=== Records supplied ===

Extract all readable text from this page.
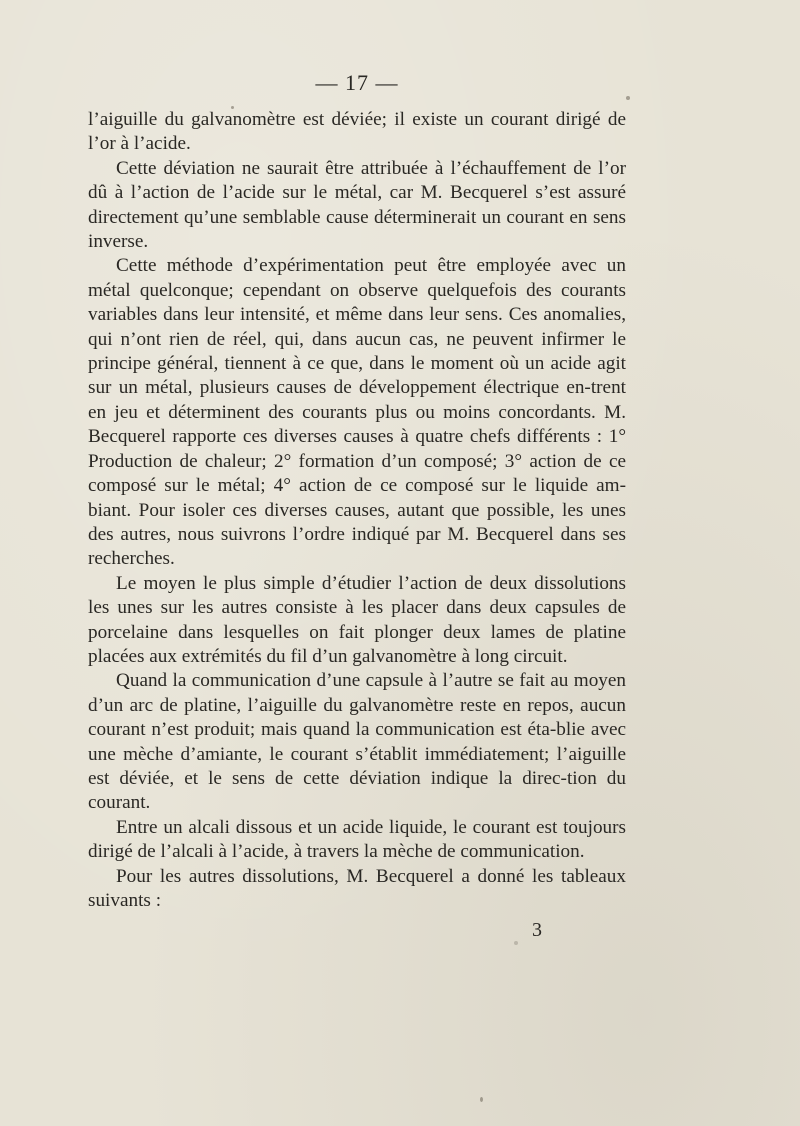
— 17 —

l’aiguille du galvanomètre est déviée; il existe un courant dirigé de l’or à l’acide.

Cette déviation ne saurait être attribuée à l’échauffement de l’or dû à l’action de l’acide sur le métal, car M. Becquerel s’est assuré directement qu’une semblable cause déterminerait un courant en sens inverse.

Cette méthode d’expérimentation peut être employée avec un métal quelconque; cependant on observe quelquefois des courants variables dans leur intensité, et même dans leur sens. Ces anomalies, qui n’ont rien de réel, qui, dans aucun cas, ne peuvent infirmer le principe général, tiennent à ce que, dans le moment où un acide agit sur un métal, plusieurs causes de développement électrique en-trent en jeu et déterminent des courants plus ou moins concordants. M. Becquerel rapporte ces diverses causes à quatre chefs différents : 1° Production de chaleur; 2° formation d’un composé; 3° action de ce composé sur le métal; 4° action de ce composé sur le liquide am-biant. Pour isoler ces diverses causes, autant que possible, les unes des autres, nous suivrons l’ordre indiqué par M. Becquerel dans ses recherches.

Le moyen le plus simple d’étudier l’action de deux dissolutions les unes sur les autres consiste à les placer dans deux capsules de porcelaine dans lesquelles on fait plonger deux lames de platine placées aux extrémités du fil d’un galvanomètre à long circuit.

Quand la communication d’une capsule à l’autre se fait au moyen d’un arc de platine, l’aiguille du galvanomètre reste en repos, aucun courant n’est produit; mais quand la communication est éta-blie avec une mèche d’amiante, le courant s’établit immédiatement; l’aiguille est déviée, et le sens de cette déviation indique la direc-tion du courant.

Entre un alcali dissous et un acide liquide, le courant est toujours dirigé de l’alcali à l’acide, à travers la mèche de communication.

Pour les autres dissolutions, M. Becquerel a donné les tableaux suivants :

3
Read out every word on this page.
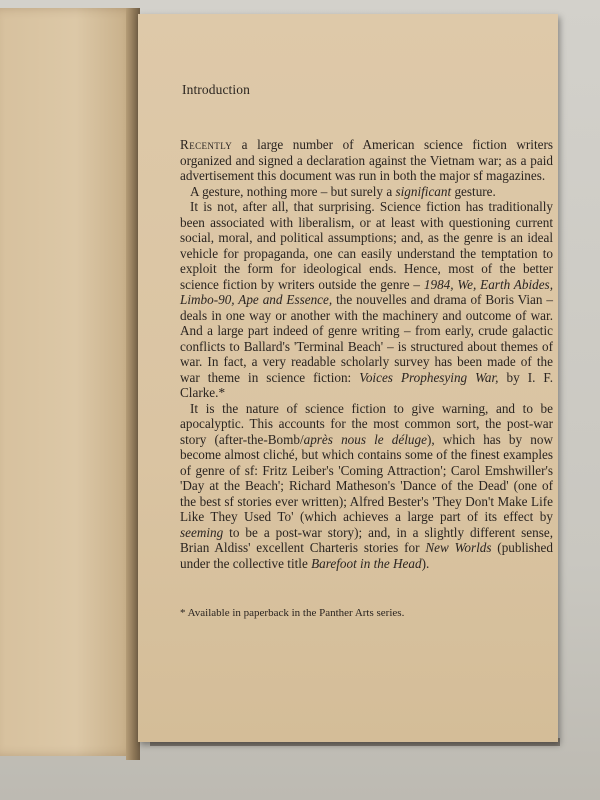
Introduction

Recently a large number of American science fiction writers organized and signed a declaration against the Vietnam war; as a paid advertisement this document was run in both the major sf magazines.

A gesture, nothing more – but surely a significant gesture.

It is not, after all, that surprising. Science fiction has traditionally been associated with liberalism, or at least with questioning current social, moral, and political assumptions; and, as the genre is an ideal vehicle for propaganda, one can easily understand the temptation to exploit the form for ideological ends. Hence, most of the better science fiction by writers outside the genre – 1984, We, Earth Abides, Limbo-90, Ape and Essence, the nouvelles and drama of Boris Vian – deals in one way or another with the machinery and outcome of war. And a large part indeed of genre writing – from early, crude galactic conflicts to Ballard's 'Terminal Beach' – is structured about themes of war. In fact, a very readable scholarly survey has been made of the war theme in science fiction: Voices Prophesying War, by I. F. Clarke.*

It is the nature of science fiction to give warning, and to be apocalyptic. This accounts for the most common sort, the post-war story (after-the-Bomb/après nous le déluge), which has by now become almost cliché, but which contains some of the finest examples of genre of sf: Fritz Leiber's 'Coming Attraction'; Carol Emshwiller's 'Day at the Beach'; Richard Matheson's 'Dance of the Dead' (one of the best sf stories ever written); Alfred Bester's 'They Don't Make Life Like They Used To' (which achieves a large part of its effect by seeming to be a post-war story); and, in a slightly different sense, Brian Aldiss' excellent Charteris stories for New Worlds (published under the collective title Barefoot in the Head).

* Available in paperback in the Panther Arts series.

===

**Exercise details:** Read through the lines above and collect those that contain the string "moyen".

**Correct output:**
Le moyen le plus simple d’étudier l’action de deux dissolutions les unes sur les autres consiste à les placer dans deux capsules de porcelaine dans lesquelles on fait plonger deux lames de platine placées aux extrémités du fil d’un galvanomètre à long circuit.
Quand la communication d’une capsule à l’autre se fait au moyen d’un arc de platine, l’aiguille du galvanomètre reste en repos, aucun courant n’est produit; mais quand la communication est éta-blie avec une mèche d’amiante, le courant s’établit immédiatement; l’aiguille est déviée, et le sens de cette déviation indique la direc-tion du courant.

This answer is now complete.